[Begin Provided records]

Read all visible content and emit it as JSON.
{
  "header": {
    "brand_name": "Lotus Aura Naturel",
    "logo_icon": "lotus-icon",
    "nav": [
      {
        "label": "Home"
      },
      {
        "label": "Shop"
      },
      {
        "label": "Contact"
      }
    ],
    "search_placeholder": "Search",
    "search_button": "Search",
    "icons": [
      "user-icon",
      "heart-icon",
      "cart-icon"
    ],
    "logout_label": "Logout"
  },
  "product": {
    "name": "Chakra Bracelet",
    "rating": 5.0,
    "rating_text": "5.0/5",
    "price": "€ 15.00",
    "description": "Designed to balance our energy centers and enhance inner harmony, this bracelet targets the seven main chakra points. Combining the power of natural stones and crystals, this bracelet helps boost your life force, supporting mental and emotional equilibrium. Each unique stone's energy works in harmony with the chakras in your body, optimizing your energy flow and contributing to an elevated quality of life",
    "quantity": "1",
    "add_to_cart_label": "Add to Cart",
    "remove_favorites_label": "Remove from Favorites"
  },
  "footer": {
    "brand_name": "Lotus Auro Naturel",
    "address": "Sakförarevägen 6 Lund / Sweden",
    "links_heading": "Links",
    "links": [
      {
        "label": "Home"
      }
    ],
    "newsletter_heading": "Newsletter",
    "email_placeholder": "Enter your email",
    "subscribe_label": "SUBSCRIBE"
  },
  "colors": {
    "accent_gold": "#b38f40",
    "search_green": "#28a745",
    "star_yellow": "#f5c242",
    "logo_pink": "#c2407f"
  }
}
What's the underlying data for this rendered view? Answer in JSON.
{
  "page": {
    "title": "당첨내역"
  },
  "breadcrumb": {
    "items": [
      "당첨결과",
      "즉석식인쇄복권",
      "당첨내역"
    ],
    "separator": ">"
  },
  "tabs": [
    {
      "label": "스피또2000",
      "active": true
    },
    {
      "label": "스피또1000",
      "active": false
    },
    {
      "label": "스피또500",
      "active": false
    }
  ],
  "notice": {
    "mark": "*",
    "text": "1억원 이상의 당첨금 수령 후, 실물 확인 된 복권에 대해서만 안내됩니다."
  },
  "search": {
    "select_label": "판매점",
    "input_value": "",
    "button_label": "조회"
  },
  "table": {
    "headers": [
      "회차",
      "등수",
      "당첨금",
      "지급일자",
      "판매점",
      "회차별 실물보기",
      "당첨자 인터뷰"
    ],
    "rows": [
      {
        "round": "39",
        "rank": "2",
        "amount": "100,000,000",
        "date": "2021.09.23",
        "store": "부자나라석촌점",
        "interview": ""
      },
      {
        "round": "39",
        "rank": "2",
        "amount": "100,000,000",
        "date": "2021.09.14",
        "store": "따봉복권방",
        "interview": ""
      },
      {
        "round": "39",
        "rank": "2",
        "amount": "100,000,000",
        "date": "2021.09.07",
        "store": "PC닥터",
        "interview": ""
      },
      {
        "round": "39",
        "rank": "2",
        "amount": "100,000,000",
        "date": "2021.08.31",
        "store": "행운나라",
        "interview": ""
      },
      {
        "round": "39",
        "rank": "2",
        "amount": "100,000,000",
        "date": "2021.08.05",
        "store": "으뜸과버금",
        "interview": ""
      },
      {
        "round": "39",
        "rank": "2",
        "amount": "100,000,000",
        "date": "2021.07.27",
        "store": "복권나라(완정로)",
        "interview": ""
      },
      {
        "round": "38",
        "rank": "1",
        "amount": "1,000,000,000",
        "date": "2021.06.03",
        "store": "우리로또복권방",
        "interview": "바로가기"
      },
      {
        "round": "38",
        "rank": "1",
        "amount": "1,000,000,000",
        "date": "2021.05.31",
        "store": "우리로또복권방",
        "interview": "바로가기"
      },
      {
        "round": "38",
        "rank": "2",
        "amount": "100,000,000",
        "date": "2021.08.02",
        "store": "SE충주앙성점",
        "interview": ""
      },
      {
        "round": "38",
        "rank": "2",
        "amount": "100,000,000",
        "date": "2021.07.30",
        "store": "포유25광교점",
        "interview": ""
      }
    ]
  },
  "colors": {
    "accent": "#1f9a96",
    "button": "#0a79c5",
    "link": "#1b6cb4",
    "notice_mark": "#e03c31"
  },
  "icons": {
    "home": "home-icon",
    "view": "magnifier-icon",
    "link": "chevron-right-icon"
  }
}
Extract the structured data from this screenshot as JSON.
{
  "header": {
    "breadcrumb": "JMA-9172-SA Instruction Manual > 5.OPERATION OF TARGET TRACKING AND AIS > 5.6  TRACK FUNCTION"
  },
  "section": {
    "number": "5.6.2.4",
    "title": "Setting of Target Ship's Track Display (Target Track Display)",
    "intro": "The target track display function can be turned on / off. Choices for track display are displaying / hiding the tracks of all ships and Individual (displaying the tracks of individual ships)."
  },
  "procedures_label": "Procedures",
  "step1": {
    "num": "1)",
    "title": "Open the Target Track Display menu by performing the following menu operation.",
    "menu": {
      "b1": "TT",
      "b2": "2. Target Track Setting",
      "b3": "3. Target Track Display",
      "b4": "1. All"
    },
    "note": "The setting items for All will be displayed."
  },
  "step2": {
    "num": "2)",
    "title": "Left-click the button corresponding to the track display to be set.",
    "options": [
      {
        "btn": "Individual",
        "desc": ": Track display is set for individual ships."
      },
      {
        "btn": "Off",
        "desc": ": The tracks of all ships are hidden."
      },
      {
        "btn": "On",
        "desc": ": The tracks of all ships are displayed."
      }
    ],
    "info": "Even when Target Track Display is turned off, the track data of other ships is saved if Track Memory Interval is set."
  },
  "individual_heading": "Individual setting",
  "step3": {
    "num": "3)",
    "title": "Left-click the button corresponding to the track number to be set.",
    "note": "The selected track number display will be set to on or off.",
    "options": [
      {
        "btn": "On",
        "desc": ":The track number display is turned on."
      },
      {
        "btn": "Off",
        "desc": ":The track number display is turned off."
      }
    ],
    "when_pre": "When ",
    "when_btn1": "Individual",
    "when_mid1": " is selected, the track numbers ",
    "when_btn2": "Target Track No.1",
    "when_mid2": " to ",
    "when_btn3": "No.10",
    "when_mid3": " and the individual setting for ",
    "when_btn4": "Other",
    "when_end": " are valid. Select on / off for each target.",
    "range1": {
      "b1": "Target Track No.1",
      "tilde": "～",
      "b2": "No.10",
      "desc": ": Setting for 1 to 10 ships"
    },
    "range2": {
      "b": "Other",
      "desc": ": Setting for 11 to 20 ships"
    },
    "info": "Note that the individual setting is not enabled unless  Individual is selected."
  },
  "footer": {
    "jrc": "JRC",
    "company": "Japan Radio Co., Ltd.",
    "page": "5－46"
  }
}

[End Provided records]

Output the listing above without altering a single character.

Read all visible content and emit it as JSON.
{
  "header": {
    "brand_name": "Lotus Aura Naturel",
    "logo_icon": "lotus-icon",
    "nav": [
      {
        "label": "Home"
      },
      {
        "label": "Shop"
      },
      {
        "label": "Contact"
      }
    ],
    "search_placeholder": "Search",
    "search_button": "Search",
    "icons": [
      "user-icon",
      "heart-icon",
      "cart-icon"
    ],
    "logout_label": "Logout"
  },
  "product": {
    "name": "Chakra Bracelet",
    "rating": 5.0,
    "rating_text": "5.0/5",
    "price": "€ 15.00",
    "description": "Designed to balance our energy centers and enhance inner harmony, this bracelet targets the seven main chakra points. Combining the power of natural stones and crystals, this bracelet helps boost your life force, supporting mental and emotional equilibrium. Each unique stone's energy works in harmony with the chakras in your body, optimizing your energy flow and contributing to an elevated quality of life",
    "quantity": "1",
    "add_to_cart_label": "Add to Cart",
    "remove_favorites_label": "Remove from Favorites"
  },
  "footer": {
    "brand_name": "Lotus Auro Naturel",
    "address": "Sakförarevägen 6 Lund / Sweden",
    "links_heading": "Links",
    "links": [
      {
        "label": "Home"
      }
    ],
    "newsletter_heading": "Newsletter",
    "email_placeholder": "Enter your email",
    "subscribe_label": "SUBSCRIBE"
  },
  "colors": {
    "accent_gold": "#b38f40",
    "search_green": "#28a745",
    "star_yellow": "#f5c242",
    "logo_pink": "#c2407f"
  }
}
What's the underlying data for this rendered view? Answer in JSON.
{
  "page": {
    "title": "당첨내역"
  },
  "breadcrumb": {
    "items": [
      "당첨결과",
      "즉석식인쇄복권",
      "당첨내역"
    ],
    "separator": ">"
  },
  "tabs": [
    {
      "label": "스피또2000",
      "active": true
    },
    {
      "label": "스피또1000",
      "active": false
    },
    {
      "label": "스피또500",
      "active": false
    }
  ],
  "notice": {
    "mark": "*",
    "text": "1억원 이상의 당첨금 수령 후, 실물 확인 된 복권에 대해서만 안내됩니다."
  },
  "search": {
    "select_label": "판매점",
    "input_value": "",
    "button_label": "조회"
  },
  "table": {
    "headers": [
      "회차",
      "등수",
      "당첨금",
      "지급일자",
      "판매점",
      "회차별 실물보기",
      "당첨자 인터뷰"
    ],
    "rows": [
      {
        "round": "39",
        "rank": "2",
        "amount": "100,000,000",
        "date": "2021.09.23",
        "store": "부자나라석촌점",
        "interview": ""
      },
      {
        "round": "39",
        "rank": "2",
        "amount": "100,000,000",
        "date": "2021.09.14",
        "store": "따봉복권방",
        "interview": ""
      },
      {
        "round": "39",
        "rank": "2",
        "amount": "100,000,000",
        "date": "2021.09.07",
        "store": "PC닥터",
        "interview": ""
      },
      {
        "round": "39",
        "rank": "2",
        "amount": "100,000,000",
        "date": "2021.08.31",
        "store": "행운나라",
        "interview": ""
      },
      {
        "round": "39",
        "rank": "2",
        "amount": "100,000,000",
        "date": "2021.08.05",
        "store": "으뜸과버금",
        "interview": ""
      },
      {
        "round": "39",
        "rank": "2",
        "amount": "100,000,000",
        "date": "2021.07.27",
        "store": "복권나라(완정로)",
        "interview": ""
      },
      {
        "round": "38",
        "rank": "1",
        "amount": "1,000,000,000",
        "date": "2021.06.03",
        "store": "우리로또복권방",
        "interview": "바로가기"
      },
      {
        "round": "38",
        "rank": "1",
        "amount": "1,000,000,000",
        "date": "2021.05.31",
        "store": "우리로또복권방",
        "interview": "바로가기"
      },
      {
        "round": "38",
        "rank": "2",
        "amount": "100,000,000",
        "date": "2021.08.02",
        "store": "SE충주앙성점",
        "interview": ""
      },
      {
        "round": "38",
        "rank": "2",
        "amount": "100,000,000",
        "date": "2021.07.30",
        "store": "포유25광교점",
        "interview": ""
      }
    ]
  },
  "colors": {
    "accent": "#1f9a96",
    "button": "#0a79c5",
    "link": "#1b6cb4",
    "notice_mark": "#e03c31"
  },
  "icons": {
    "home": "home-icon",
    "view": "magnifier-icon",
    "link": "chevron-right-icon"
  }
}
Extract the structured data from this screenshot as JSON.
{
  "header": {
    "breadcrumb": "JMA-9172-SA Instruction Manual > 5.OPERATION OF TARGET TRACKING AND AIS > 5.6  TRACK FUNCTION"
  },
  "section": {
    "number": "5.6.2.4",
    "title": "Setting of Target Ship's Track Display (Target Track Display)",
    "intro": "The target track display function can be turned on / off. Choices for track display are displaying / hiding the tracks of all ships and Individual (displaying the tracks of individual ships)."
  },
  "procedures_label": "Procedures",
  "step1": {
    "num": "1)",
    "title": "Open the Target Track Display menu by performing the following menu operation.",
    "menu": {
      "b1": "TT",
      "b2": "2. Target Track Setting",
      "b3": "3. Target Track Display",
      "b4": "1. All"
    },
    "note": "The setting items for All will be displayed."
  },
  "step2": {
    "num": "2)",
    "title": "Left-click the button corresponding to the track display to be set.",
    "options": [
      {
        "btn": "Individual",
        "desc": ": Track display is set for individual ships."
      },
      {
        "btn": "Off",
        "desc": ": The tracks of all ships are hidden."
      },
      {
        "btn": "On",
        "desc": ": The tracks of all ships are displayed."
      }
    ],
    "info": "Even when Target Track Display is turned off, the track data of other ships is saved if Track Memory Interval is set."
  },
  "individual_heading": "Individual setting",
  "step3": {
    "num": "3)",
    "title": "Left-click the button corresponding to the track number to be set.",
    "note": "The selected track number display will be set to on or off.",
    "options": [
      {
        "btn": "On",
        "desc": ":The track number display is turned on."
      },
      {
        "btn": "Off",
        "desc": ":The track number display is turned off."
      }
    ],
    "when_pre": "When ",
    "when_btn1": "Individual",
    "when_mid1": " is selected, the track numbers ",
    "when_btn2": "Target Track No.1",
    "when_mid2": " to ",
    "when_btn3": "No.10",
    "when_mid3": " and the individual setting for ",
    "when_btn4": "Other",
    "when_end": " are valid. Select on / off for each target.",
    "range1": {
      "b1": "Target Track No.1",
      "tilde": "～",
      "b2": "No.10",
      "desc": ": Setting for 1 to 10 ships"
    },
    "range2": {
      "b": "Other",
      "desc": ": Setting for 11 to 20 ships"
    },
    "info": "Note that the individual setting is not enabled unless  Individual is selected."
  },
  "footer": {
    "jrc": "JRC",
    "company": "Japan Radio Co., Ltd.",
    "page": "5－46"
  }
}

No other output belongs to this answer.